===== Data section

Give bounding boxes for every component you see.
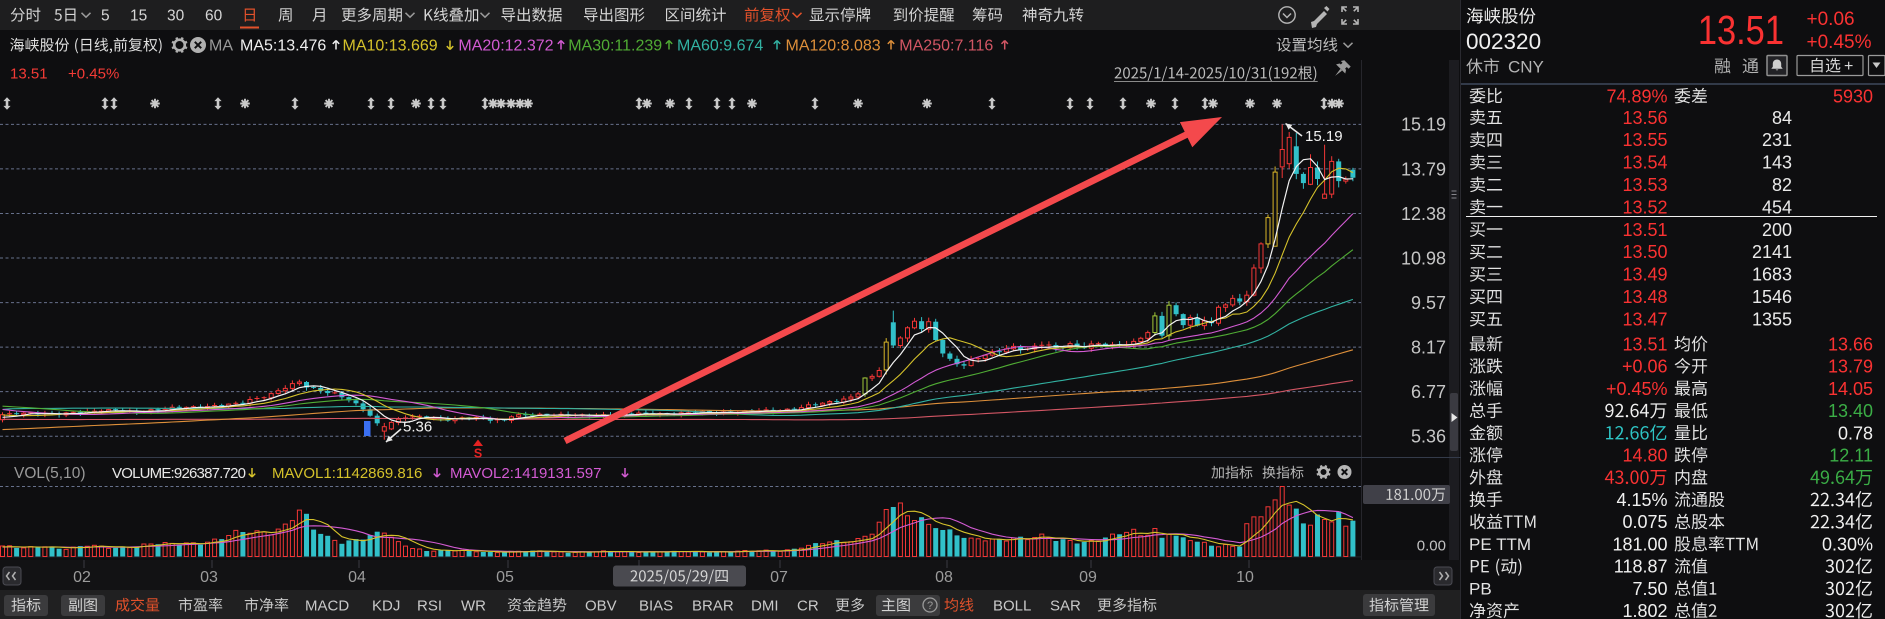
svg-text:4.15%: 4.15% xyxy=(1616,490,1667,510)
svg-text:9.57: 9.57 xyxy=(1411,293,1446,313)
svg-text:+0.45%: +0.45% xyxy=(1606,379,1668,399)
svg-text:1683: 1683 xyxy=(1752,265,1792,285)
svg-text:6.77: 6.77 xyxy=(1411,382,1446,402)
svg-text:1355: 1355 xyxy=(1752,309,1792,329)
svg-text:0.075: 0.075 xyxy=(1622,512,1667,532)
svg-text:13.40: 13.40 xyxy=(1828,401,1873,421)
svg-text:5.36: 5.36 xyxy=(403,418,432,435)
svg-text:03: 03 xyxy=(200,569,218,586)
svg-text:MA30:11.239: MA30:11.239 xyxy=(568,38,662,55)
svg-text:0.30%: 0.30% xyxy=(1822,534,1873,554)
svg-text:1.802: 1.802 xyxy=(1622,601,1667,619)
svg-text:15.19: 15.19 xyxy=(1305,128,1343,145)
svg-text:200: 200 xyxy=(1762,220,1792,240)
svg-text:002320: 002320 xyxy=(1466,29,1541,54)
svg-text:231: 231 xyxy=(1762,130,1792,150)
svg-text:7.50: 7.50 xyxy=(1632,579,1667,599)
svg-text:KDJ: KDJ xyxy=(372,597,400,614)
svg-text:MAVOL2:1419131.597: MAVOL2:1419131.597 xyxy=(450,465,602,482)
svg-text:DMI: DMI xyxy=(751,597,779,614)
svg-text:MA: MA xyxy=(209,38,233,55)
svg-text:10.98: 10.98 xyxy=(1401,248,1446,268)
svg-text:13.51: 13.51 xyxy=(1622,334,1667,354)
svg-text:1546: 1546 xyxy=(1752,287,1792,307)
svg-text:MA250:7.116: MA250:7.116 xyxy=(899,38,993,55)
svg-text:13.55: 13.55 xyxy=(1622,130,1667,150)
svg-text:BOLL: BOLL xyxy=(993,597,1031,614)
svg-text:MA5:13.476: MA5:13.476 xyxy=(240,38,326,55)
svg-text:RSI: RSI xyxy=(417,597,442,614)
svg-text:13.56: 13.56 xyxy=(1622,108,1667,128)
svg-text:08: 08 xyxy=(935,569,953,586)
svg-text:?: ? xyxy=(927,600,933,612)
svg-text:13.79: 13.79 xyxy=(1828,357,1873,377)
svg-text:MACD: MACD xyxy=(305,597,349,614)
svg-text:MA60:9.674: MA60:9.674 xyxy=(677,38,763,55)
svg-text:S: S xyxy=(474,446,482,460)
svg-text:BIAS: BIAS xyxy=(639,597,673,614)
svg-text:+: + xyxy=(1844,58,1853,75)
svg-text:PE TTM: PE TTM xyxy=(1469,535,1531,554)
svg-text:VOL(5,10): VOL(5,10) xyxy=(14,465,86,482)
svg-text:VOLUME:926387.720: VOLUME:926387.720 xyxy=(112,465,246,482)
svg-text:+0.45%: +0.45% xyxy=(1807,32,1872,53)
svg-text:74.89%: 74.89% xyxy=(1606,86,1667,106)
svg-text:MA120:8.083: MA120:8.083 xyxy=(786,38,881,55)
svg-text:MA20:12.372: MA20:12.372 xyxy=(458,38,553,55)
svg-text:13.52: 13.52 xyxy=(1622,197,1667,217)
svg-text:60: 60 xyxy=(205,8,223,25)
svg-text:BRAR: BRAR xyxy=(692,597,734,614)
svg-text:PB: PB xyxy=(1469,580,1492,599)
svg-text:118.87: 118.87 xyxy=(1614,557,1668,577)
svg-text:14.05: 14.05 xyxy=(1828,379,1873,399)
svg-text:13.66: 13.66 xyxy=(1828,334,1873,354)
svg-text:05: 05 xyxy=(496,569,514,586)
svg-text:13.49: 13.49 xyxy=(1622,265,1667,285)
svg-text:MA10:13.669: MA10:13.669 xyxy=(343,38,438,55)
svg-text:5930: 5930 xyxy=(1833,86,1873,106)
svg-text:+0.06: +0.06 xyxy=(1622,357,1668,377)
svg-text:454: 454 xyxy=(1762,197,1792,217)
svg-text:13.54: 13.54 xyxy=(1622,153,1667,173)
svg-text:+0.06: +0.06 xyxy=(1807,9,1855,30)
svg-text:02: 02 xyxy=(73,569,91,586)
svg-text:0.78: 0.78 xyxy=(1838,423,1873,443)
svg-text:09: 09 xyxy=(1079,569,1097,586)
svg-text:15: 15 xyxy=(130,8,147,25)
svg-text:2141: 2141 xyxy=(1752,242,1792,262)
svg-text:+0.45%: +0.45% xyxy=(68,65,119,82)
svg-text:143: 143 xyxy=(1762,153,1792,173)
svg-text:82: 82 xyxy=(1772,175,1792,195)
svg-text:WR: WR xyxy=(461,597,486,614)
svg-text:0.00: 0.00 xyxy=(1417,537,1446,554)
svg-text:13.51: 13.51 xyxy=(10,65,48,82)
svg-text:13.47: 13.47 xyxy=(1622,309,1667,329)
svg-text:5.36: 5.36 xyxy=(1411,427,1446,447)
svg-text:SAR: SAR xyxy=(1050,597,1081,614)
svg-text:13.53: 13.53 xyxy=(1622,175,1667,195)
svg-text:MAVOL1:1142869.816: MAVOL1:1142869.816 xyxy=(272,465,422,482)
svg-text:12.11: 12.11 xyxy=(1829,446,1873,466)
svg-text:15.19: 15.19 xyxy=(1401,115,1446,135)
svg-text:8.17: 8.17 xyxy=(1411,337,1446,357)
svg-text:13.48: 13.48 xyxy=(1622,287,1667,307)
svg-text:13.79: 13.79 xyxy=(1401,159,1446,179)
svg-text:CNY: CNY xyxy=(1508,58,1544,77)
svg-text:84: 84 xyxy=(1772,108,1792,128)
svg-text:5: 5 xyxy=(101,8,110,25)
svg-text:14.80: 14.80 xyxy=(1622,446,1667,466)
svg-text:12.38: 12.38 xyxy=(1401,204,1446,224)
svg-text:13.50: 13.50 xyxy=(1622,242,1667,262)
svg-text:13.51: 13.51 xyxy=(1698,8,1784,53)
svg-text:CR: CR xyxy=(797,597,819,614)
svg-text:07: 07 xyxy=(770,569,788,586)
svg-text:04: 04 xyxy=(348,569,366,586)
svg-text:OBV: OBV xyxy=(585,597,617,614)
svg-text:13.51: 13.51 xyxy=(1622,220,1667,240)
svg-text:10: 10 xyxy=(1236,569,1254,586)
svg-text:30: 30 xyxy=(167,8,185,25)
svg-text:181.00: 181.00 xyxy=(1612,534,1667,554)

==========

▸ **Stated problem**:
Change "component" to "element" in the data above and reproduce it with nothing else altered, omitting the pictures.

▸ **Written reply**:
Give bounding boxes for every element you see.
svg-text:4.15%: 4.15% xyxy=(1616,490,1667,510)
svg-text:9.57: 9.57 xyxy=(1411,293,1446,313)
svg-text:+0.45%: +0.45% xyxy=(1606,379,1668,399)
svg-text:1683: 1683 xyxy=(1752,265,1792,285)
svg-text:6.77: 6.77 xyxy=(1411,382,1446,402)
svg-text:1355: 1355 xyxy=(1752,309,1792,329)
svg-text:0.075: 0.075 xyxy=(1622,512,1667,532)
svg-text:13.40: 13.40 xyxy=(1828,401,1873,421)
svg-text:5.36: 5.36 xyxy=(403,418,432,435)
svg-text:03: 03 xyxy=(200,569,218,586)
svg-text:MA30:11.239: MA30:11.239 xyxy=(568,38,662,55)
svg-text:0.30%: 0.30% xyxy=(1822,534,1873,554)
svg-text:1.802: 1.802 xyxy=(1622,601,1667,619)
svg-text:15.19: 15.19 xyxy=(1305,128,1343,145)
svg-text:200: 200 xyxy=(1762,220,1792,240)
svg-text:002320: 002320 xyxy=(1466,29,1541,54)
svg-text:231: 231 xyxy=(1762,130,1792,150)
svg-text:7.50: 7.50 xyxy=(1632,579,1667,599)
svg-text:KDJ: KDJ xyxy=(372,597,400,614)
svg-text:MAVOL2:1419131.597: MAVOL2:1419131.597 xyxy=(450,465,602,482)
svg-text:DMI: DMI xyxy=(751,597,779,614)
svg-text:MA: MA xyxy=(209,38,233,55)
svg-text:10.98: 10.98 xyxy=(1401,248,1446,268)
svg-text:13.51: 13.51 xyxy=(1622,334,1667,354)
svg-text:1546: 1546 xyxy=(1752,287,1792,307)
svg-text:MA250:7.116: MA250:7.116 xyxy=(899,38,993,55)
svg-text:13.55: 13.55 xyxy=(1622,130,1667,150)
svg-text:BOLL: BOLL xyxy=(993,597,1031,614)
svg-text:MA5:13.476: MA5:13.476 xyxy=(240,38,326,55)
svg-text:RSI: RSI xyxy=(417,597,442,614)
svg-text:13.56: 13.56 xyxy=(1622,108,1667,128)
svg-text:08: 08 xyxy=(935,569,953,586)
svg-text:?: ? xyxy=(927,600,933,612)
svg-text:13.79: 13.79 xyxy=(1828,357,1873,377)
svg-text:MACD: MACD xyxy=(305,597,349,614)
svg-text:MA60:9.674: MA60:9.674 xyxy=(677,38,763,55)
svg-text:S: S xyxy=(474,446,482,460)
svg-text:BIAS: BIAS xyxy=(639,597,673,614)
svg-text:+: + xyxy=(1844,58,1853,75)
svg-text:PE TTM: PE TTM xyxy=(1469,535,1531,554)
svg-text:VOL(5,10): VOL(5,10) xyxy=(14,465,86,482)
svg-text:VOLUME:926387.720: VOLUME:926387.720 xyxy=(112,465,246,482)
svg-text:+0.45%: +0.45% xyxy=(1807,32,1872,53)
svg-text:74.89%: 74.89% xyxy=(1606,86,1667,106)
svg-text:MA120:8.083: MA120:8.083 xyxy=(786,38,881,55)
svg-text:MA20:12.372: MA20:12.372 xyxy=(458,38,553,55)
svg-text:13.52: 13.52 xyxy=(1622,197,1667,217)
svg-text:60: 60 xyxy=(205,8,223,25)
svg-text:BRAR: BRAR xyxy=(692,597,734,614)
svg-text:PB: PB xyxy=(1469,580,1492,599)
svg-text:118.87: 118.87 xyxy=(1614,557,1668,577)
svg-text:14.05: 14.05 xyxy=(1828,379,1873,399)
svg-text:13.66: 13.66 xyxy=(1828,334,1873,354)
svg-text:05: 05 xyxy=(496,569,514,586)
svg-text:13.49: 13.49 xyxy=(1622,265,1667,285)
svg-text:MA10:13.669: MA10:13.669 xyxy=(343,38,438,55)
svg-text:5930: 5930 xyxy=(1833,86,1873,106)
svg-text:+0.06: +0.06 xyxy=(1622,357,1668,377)
svg-text:454: 454 xyxy=(1762,197,1792,217)
svg-text:13.54: 13.54 xyxy=(1622,153,1667,173)
svg-text:+0.06: +0.06 xyxy=(1807,9,1855,30)
svg-text:02: 02 xyxy=(73,569,91,586)
svg-text:0.78: 0.78 xyxy=(1838,423,1873,443)
svg-text:09: 09 xyxy=(1079,569,1097,586)
svg-text:15: 15 xyxy=(130,8,147,25)
svg-text:2141: 2141 xyxy=(1752,242,1792,262)
svg-text:+0.45%: +0.45% xyxy=(68,65,119,82)
svg-text:143: 143 xyxy=(1762,153,1792,173)
svg-text:82: 82 xyxy=(1772,175,1792,195)
svg-text:WR: WR xyxy=(461,597,486,614)
svg-text:0.00: 0.00 xyxy=(1417,537,1446,554)
svg-text:13.51: 13.51 xyxy=(10,65,48,82)
svg-text:13.47: 13.47 xyxy=(1622,309,1667,329)
svg-text:5.36: 5.36 xyxy=(1411,427,1446,447)
svg-text:SAR: SAR xyxy=(1050,597,1081,614)
svg-text:13.53: 13.53 xyxy=(1622,175,1667,195)
svg-text:MAVOL1:1142869.816: MAVOL1:1142869.816 xyxy=(272,465,422,482)
svg-text:12.11: 12.11 xyxy=(1829,446,1873,466)
svg-text:15.19: 15.19 xyxy=(1401,115,1446,135)
svg-text:8.17: 8.17 xyxy=(1411,337,1446,357)
svg-text:13.48: 13.48 xyxy=(1622,287,1667,307)
svg-text:13.79: 13.79 xyxy=(1401,159,1446,179)
svg-text:CNY: CNY xyxy=(1508,58,1544,77)
svg-text:84: 84 xyxy=(1772,108,1792,128)
svg-text:5: 5 xyxy=(101,8,110,25)
svg-text:14.80: 14.80 xyxy=(1622,446,1667,466)
svg-text:12.38: 12.38 xyxy=(1401,204,1446,224)
svg-text:13.50: 13.50 xyxy=(1622,242,1667,262)
svg-text:13.51: 13.51 xyxy=(1698,8,1784,53)
svg-text:CR: CR xyxy=(797,597,819,614)
svg-text:07: 07 xyxy=(770,569,788,586)
svg-text:04: 04 xyxy=(348,569,366,586)
svg-text:OBV: OBV xyxy=(585,597,617,614)
svg-text:13.51: 13.51 xyxy=(1622,220,1667,240)
svg-text:10: 10 xyxy=(1236,569,1254,586)
svg-text:30: 30 xyxy=(167,8,185,25)
svg-text:181.00: 181.00 xyxy=(1612,534,1667,554)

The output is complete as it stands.